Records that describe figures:
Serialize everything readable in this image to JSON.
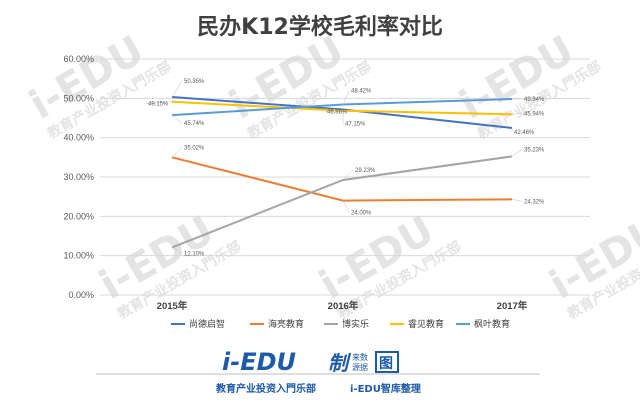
{
  "chart_data": {
    "type": "line",
    "title": "民办K12学校毛利率对比",
    "categories": [
      "2015年",
      "2016年",
      "2017年"
    ],
    "ylim": [
      0,
      60
    ],
    "yticks": [
      "0.00%",
      "10.00%",
      "20.00%",
      "30.00%",
      "40.00%",
      "50.00%",
      "60.00%"
    ],
    "grid": true,
    "legend_position": "bottom",
    "series": [
      {
        "name": "尚德启智",
        "color": "#4472c4",
        "values": [
          50.35,
          47.15,
          42.46
        ],
        "labels": [
          "50.35%",
          "47.15%",
          "42.46%"
        ]
      },
      {
        "name": "海亮教育",
        "color": "#ed7d31",
        "values": [
          35.02,
          24.0,
          24.32
        ],
        "labels": [
          "35.02%",
          "24.00%",
          "24.32%"
        ]
      },
      {
        "name": "博实乐",
        "color": "#a5a5a5",
        "values": [
          12.1,
          29.23,
          35.23
        ],
        "labels": [
          "12.10%",
          "29.23%",
          "35.23%"
        ]
      },
      {
        "name": "睿见教育",
        "color": "#ffc000",
        "values": [
          49.15,
          46.86,
          45.94
        ],
        "labels": [
          "49.15%",
          "46.86%",
          "45.94%"
        ]
      },
      {
        "name": "枫叶教育",
        "color": "#5b9bd5",
        "values": [
          45.74,
          48.42,
          49.84
        ],
        "labels": [
          "45.74%",
          "48.42%",
          "49.84%"
        ]
      }
    ]
  },
  "watermark": {
    "logo": "i-EDU",
    "tagline": "教育产业投资入門乐部"
  },
  "footer": {
    "logo": "i-EDU",
    "brand_char": "制",
    "brand_small_top": "来数",
    "brand_small_bottom": "源据",
    "brand_icon_char": "图",
    "tagline_left": "教育产业投资入門乐部",
    "tagline_right": "i-EDU智库整理"
  }
}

> Task instructions
Every line of the material is to be quoted exactly, with no pictures carried over.

> Task answer
Serialize everything readable in this image to JSON.
{
  "chart_data": {
    "type": "line",
    "title": "民办K12学校毛利率对比",
    "categories": [
      "2015年",
      "2016年",
      "2017年"
    ],
    "ylim": [
      0,
      60
    ],
    "yticks": [
      "0.00%",
      "10.00%",
      "20.00%",
      "30.00%",
      "40.00%",
      "50.00%",
      "60.00%"
    ],
    "grid": true,
    "legend_position": "bottom",
    "series": [
      {
        "name": "尚德启智",
        "color": "#4472c4",
        "values": [
          50.35,
          47.15,
          42.46
        ],
        "labels": [
          "50.35%",
          "47.15%",
          "42.46%"
        ]
      },
      {
        "name": "海亮教育",
        "color": "#ed7d31",
        "values": [
          35.02,
          24.0,
          24.32
        ],
        "labels": [
          "35.02%",
          "24.00%",
          "24.32%"
        ]
      },
      {
        "name": "博实乐",
        "color": "#a5a5a5",
        "values": [
          12.1,
          29.23,
          35.23
        ],
        "labels": [
          "12.10%",
          "29.23%",
          "35.23%"
        ]
      },
      {
        "name": "睿见教育",
        "color": "#ffc000",
        "values": [
          49.15,
          46.86,
          45.94
        ],
        "labels": [
          "49.15%",
          "46.86%",
          "45.94%"
        ]
      },
      {
        "name": "枫叶教育",
        "color": "#5b9bd5",
        "values": [
          45.74,
          48.42,
          49.84
        ],
        "labels": [
          "45.74%",
          "48.42%",
          "49.84%"
        ]
      }
    ]
  },
  "watermark": {
    "logo": "i-EDU",
    "tagline": "教育产业投资入門乐部"
  },
  "footer": {
    "logo": "i-EDU",
    "brand_char": "制",
    "brand_small_top": "来数",
    "brand_small_bottom": "源据",
    "brand_icon_char": "图",
    "tagline_left": "教育产业投资入門乐部",
    "tagline_right": "i-EDU智库整理"
  }
}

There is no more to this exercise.